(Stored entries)
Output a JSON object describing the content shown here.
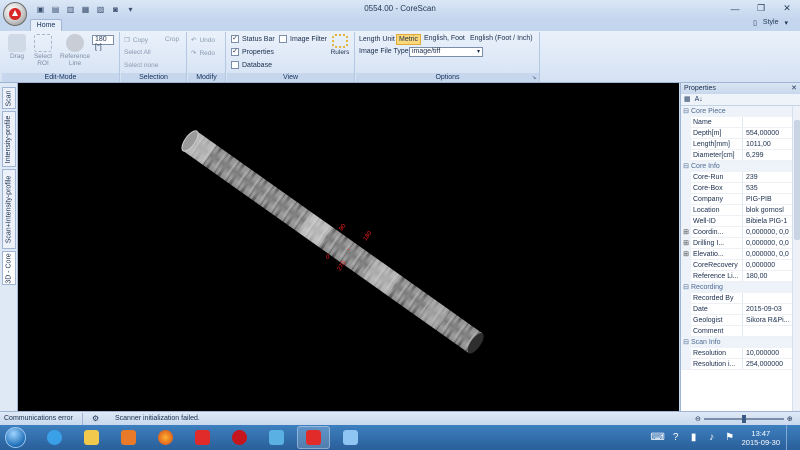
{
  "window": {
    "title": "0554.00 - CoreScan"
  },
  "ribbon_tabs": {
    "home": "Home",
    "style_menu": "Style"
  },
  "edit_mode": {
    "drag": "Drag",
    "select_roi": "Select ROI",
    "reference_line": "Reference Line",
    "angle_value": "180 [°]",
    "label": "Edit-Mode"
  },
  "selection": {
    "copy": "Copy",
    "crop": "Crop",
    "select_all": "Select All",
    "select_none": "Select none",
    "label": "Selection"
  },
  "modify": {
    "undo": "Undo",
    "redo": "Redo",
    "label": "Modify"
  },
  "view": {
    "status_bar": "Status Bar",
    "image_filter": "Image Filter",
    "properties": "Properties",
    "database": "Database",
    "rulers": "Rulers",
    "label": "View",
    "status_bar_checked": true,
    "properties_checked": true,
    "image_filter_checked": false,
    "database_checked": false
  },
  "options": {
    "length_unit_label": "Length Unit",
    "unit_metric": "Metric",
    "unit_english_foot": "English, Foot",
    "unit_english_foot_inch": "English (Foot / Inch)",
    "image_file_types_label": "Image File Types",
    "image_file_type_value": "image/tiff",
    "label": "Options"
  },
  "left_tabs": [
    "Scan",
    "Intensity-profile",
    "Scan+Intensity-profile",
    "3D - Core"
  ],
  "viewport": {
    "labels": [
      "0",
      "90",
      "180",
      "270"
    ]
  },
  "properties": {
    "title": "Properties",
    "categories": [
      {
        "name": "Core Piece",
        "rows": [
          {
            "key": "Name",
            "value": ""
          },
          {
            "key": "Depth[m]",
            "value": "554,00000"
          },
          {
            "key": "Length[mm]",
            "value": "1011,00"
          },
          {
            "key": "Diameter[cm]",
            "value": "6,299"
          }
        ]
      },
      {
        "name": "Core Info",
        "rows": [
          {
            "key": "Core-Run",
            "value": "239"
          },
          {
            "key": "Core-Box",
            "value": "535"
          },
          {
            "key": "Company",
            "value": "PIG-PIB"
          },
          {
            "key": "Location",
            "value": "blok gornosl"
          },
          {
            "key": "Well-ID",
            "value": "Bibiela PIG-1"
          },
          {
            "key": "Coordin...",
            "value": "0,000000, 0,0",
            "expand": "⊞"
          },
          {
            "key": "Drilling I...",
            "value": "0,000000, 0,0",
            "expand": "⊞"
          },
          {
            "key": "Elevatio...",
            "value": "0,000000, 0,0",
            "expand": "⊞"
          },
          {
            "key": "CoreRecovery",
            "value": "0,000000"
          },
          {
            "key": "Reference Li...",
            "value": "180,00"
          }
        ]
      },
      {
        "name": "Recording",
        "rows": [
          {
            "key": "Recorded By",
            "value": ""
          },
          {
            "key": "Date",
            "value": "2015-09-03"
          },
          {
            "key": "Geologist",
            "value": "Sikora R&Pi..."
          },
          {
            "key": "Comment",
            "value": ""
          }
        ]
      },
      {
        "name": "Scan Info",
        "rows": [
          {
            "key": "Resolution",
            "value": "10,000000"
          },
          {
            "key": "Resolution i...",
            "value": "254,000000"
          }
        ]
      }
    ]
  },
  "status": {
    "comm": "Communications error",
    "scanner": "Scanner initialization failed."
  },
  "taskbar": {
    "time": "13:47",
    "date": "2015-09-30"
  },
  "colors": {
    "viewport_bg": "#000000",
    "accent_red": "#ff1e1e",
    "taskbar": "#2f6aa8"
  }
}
==
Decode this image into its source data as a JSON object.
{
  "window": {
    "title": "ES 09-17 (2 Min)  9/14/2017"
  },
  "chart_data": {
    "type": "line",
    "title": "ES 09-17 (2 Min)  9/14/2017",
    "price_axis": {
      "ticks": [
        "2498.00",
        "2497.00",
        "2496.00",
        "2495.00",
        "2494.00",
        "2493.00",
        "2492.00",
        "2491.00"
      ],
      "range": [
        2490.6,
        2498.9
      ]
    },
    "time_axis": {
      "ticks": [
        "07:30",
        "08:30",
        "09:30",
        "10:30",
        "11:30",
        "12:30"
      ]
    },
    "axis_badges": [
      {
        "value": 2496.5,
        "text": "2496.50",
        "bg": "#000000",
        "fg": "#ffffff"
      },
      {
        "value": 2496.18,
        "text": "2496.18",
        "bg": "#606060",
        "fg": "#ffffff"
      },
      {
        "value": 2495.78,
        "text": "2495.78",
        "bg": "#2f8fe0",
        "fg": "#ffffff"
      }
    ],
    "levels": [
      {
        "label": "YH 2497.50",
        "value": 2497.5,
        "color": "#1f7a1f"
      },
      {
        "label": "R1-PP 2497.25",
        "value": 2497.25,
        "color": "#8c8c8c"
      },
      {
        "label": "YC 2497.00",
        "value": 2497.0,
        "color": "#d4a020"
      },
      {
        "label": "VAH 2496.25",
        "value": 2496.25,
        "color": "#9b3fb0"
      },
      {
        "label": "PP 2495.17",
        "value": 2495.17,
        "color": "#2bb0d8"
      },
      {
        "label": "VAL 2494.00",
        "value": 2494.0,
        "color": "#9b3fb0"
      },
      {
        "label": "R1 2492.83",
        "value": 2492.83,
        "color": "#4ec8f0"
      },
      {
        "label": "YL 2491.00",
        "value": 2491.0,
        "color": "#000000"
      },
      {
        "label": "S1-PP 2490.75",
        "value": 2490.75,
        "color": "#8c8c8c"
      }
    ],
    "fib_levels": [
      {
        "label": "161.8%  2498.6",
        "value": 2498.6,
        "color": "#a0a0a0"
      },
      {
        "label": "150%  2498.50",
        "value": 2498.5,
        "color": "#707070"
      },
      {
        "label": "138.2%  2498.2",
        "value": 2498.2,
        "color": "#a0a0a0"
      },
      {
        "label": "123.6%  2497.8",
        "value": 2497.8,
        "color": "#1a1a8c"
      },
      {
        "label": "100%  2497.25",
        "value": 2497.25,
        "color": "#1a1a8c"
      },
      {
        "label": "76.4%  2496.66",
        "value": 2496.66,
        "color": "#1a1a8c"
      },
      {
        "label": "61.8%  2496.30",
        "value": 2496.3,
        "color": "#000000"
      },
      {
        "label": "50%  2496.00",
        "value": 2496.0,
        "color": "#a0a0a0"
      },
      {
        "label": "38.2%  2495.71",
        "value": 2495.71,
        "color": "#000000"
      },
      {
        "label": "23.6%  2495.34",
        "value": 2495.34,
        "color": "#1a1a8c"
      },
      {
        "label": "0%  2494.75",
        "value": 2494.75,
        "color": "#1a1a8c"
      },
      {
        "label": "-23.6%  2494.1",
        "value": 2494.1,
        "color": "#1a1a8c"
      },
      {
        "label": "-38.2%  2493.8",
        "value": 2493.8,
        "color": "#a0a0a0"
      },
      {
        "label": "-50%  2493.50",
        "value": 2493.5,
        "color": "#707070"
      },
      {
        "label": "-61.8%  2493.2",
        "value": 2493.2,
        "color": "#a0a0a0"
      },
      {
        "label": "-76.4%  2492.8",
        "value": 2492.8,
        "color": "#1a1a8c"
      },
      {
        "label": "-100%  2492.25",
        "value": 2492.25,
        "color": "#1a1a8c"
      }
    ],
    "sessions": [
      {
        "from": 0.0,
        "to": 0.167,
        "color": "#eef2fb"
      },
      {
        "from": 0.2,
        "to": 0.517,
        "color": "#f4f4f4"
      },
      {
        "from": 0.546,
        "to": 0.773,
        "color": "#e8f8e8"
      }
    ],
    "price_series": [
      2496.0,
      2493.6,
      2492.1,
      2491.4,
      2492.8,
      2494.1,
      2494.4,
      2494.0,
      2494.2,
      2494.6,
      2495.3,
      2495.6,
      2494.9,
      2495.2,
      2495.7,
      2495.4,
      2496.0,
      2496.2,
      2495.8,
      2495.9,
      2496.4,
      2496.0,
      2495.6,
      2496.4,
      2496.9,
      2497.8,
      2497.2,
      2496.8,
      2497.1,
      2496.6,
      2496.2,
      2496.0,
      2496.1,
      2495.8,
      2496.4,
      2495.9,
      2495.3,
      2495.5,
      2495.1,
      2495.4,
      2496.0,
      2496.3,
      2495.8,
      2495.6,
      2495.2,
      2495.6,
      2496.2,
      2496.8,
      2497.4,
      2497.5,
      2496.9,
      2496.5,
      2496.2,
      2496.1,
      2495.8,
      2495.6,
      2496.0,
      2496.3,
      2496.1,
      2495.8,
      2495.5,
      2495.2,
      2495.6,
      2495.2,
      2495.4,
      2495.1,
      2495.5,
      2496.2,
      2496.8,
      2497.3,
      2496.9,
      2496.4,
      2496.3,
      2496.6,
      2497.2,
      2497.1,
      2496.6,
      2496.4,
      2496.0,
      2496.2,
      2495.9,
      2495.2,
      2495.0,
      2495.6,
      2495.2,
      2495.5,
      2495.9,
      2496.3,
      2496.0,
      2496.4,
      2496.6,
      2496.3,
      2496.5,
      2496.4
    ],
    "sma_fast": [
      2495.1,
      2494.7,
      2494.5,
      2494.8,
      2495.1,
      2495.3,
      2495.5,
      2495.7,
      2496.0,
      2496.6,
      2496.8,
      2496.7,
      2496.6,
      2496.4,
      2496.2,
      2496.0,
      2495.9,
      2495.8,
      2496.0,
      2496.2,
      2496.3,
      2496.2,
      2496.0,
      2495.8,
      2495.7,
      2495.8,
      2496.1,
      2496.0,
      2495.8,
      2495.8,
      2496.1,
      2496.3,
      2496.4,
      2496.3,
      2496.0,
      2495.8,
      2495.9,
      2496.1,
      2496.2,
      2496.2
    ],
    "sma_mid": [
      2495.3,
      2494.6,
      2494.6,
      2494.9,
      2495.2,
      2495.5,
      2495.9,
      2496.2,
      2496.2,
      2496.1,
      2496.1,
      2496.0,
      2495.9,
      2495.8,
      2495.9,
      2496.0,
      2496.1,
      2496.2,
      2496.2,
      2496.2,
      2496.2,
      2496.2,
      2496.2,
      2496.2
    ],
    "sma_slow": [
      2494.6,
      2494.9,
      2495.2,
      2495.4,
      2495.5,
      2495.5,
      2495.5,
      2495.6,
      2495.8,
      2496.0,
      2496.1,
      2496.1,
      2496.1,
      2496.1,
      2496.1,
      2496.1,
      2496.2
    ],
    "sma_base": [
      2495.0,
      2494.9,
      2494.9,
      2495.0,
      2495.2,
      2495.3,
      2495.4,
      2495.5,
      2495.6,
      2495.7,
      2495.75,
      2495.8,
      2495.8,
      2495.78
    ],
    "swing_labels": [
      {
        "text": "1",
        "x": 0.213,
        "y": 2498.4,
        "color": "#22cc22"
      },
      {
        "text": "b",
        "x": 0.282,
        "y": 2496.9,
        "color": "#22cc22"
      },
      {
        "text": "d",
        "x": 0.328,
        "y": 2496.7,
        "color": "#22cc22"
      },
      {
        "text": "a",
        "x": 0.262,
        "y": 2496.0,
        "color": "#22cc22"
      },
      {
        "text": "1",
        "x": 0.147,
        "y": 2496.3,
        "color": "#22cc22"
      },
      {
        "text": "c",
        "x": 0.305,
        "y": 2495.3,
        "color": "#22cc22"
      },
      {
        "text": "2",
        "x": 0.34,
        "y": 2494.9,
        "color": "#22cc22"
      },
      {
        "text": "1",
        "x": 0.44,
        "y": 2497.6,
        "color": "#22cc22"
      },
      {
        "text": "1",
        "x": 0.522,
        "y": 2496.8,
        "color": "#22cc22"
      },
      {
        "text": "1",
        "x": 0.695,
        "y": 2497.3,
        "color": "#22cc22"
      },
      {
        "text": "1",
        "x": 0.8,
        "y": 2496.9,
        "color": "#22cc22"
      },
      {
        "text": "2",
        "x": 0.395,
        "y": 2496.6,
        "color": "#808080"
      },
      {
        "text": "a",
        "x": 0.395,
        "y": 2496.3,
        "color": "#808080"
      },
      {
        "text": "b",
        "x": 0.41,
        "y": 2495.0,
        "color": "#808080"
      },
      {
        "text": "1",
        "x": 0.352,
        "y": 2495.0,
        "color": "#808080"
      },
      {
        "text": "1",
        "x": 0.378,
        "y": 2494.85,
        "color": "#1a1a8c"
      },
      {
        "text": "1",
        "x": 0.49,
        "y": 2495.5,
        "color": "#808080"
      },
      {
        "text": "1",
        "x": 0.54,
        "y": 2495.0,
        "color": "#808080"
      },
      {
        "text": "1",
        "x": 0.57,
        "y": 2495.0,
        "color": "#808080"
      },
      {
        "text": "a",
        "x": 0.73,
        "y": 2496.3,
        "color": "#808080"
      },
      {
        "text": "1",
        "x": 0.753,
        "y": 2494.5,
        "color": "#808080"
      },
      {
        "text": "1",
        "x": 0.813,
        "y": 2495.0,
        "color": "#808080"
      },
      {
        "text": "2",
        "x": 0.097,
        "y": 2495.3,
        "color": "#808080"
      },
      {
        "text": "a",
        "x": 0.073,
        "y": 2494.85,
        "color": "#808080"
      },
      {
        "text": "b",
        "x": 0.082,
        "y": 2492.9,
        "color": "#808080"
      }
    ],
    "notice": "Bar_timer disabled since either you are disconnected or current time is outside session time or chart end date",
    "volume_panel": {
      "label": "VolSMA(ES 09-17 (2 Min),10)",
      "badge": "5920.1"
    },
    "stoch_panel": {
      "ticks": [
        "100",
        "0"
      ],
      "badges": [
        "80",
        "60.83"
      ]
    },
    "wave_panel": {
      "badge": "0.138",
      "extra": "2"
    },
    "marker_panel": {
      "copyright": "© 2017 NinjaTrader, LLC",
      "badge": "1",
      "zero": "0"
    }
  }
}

*Objective:*
Pull out all lines from the listing that contain the string "Reference".

*Correct result:*
    "reference_line": "Reference Line",
            "key": "Reference Li...",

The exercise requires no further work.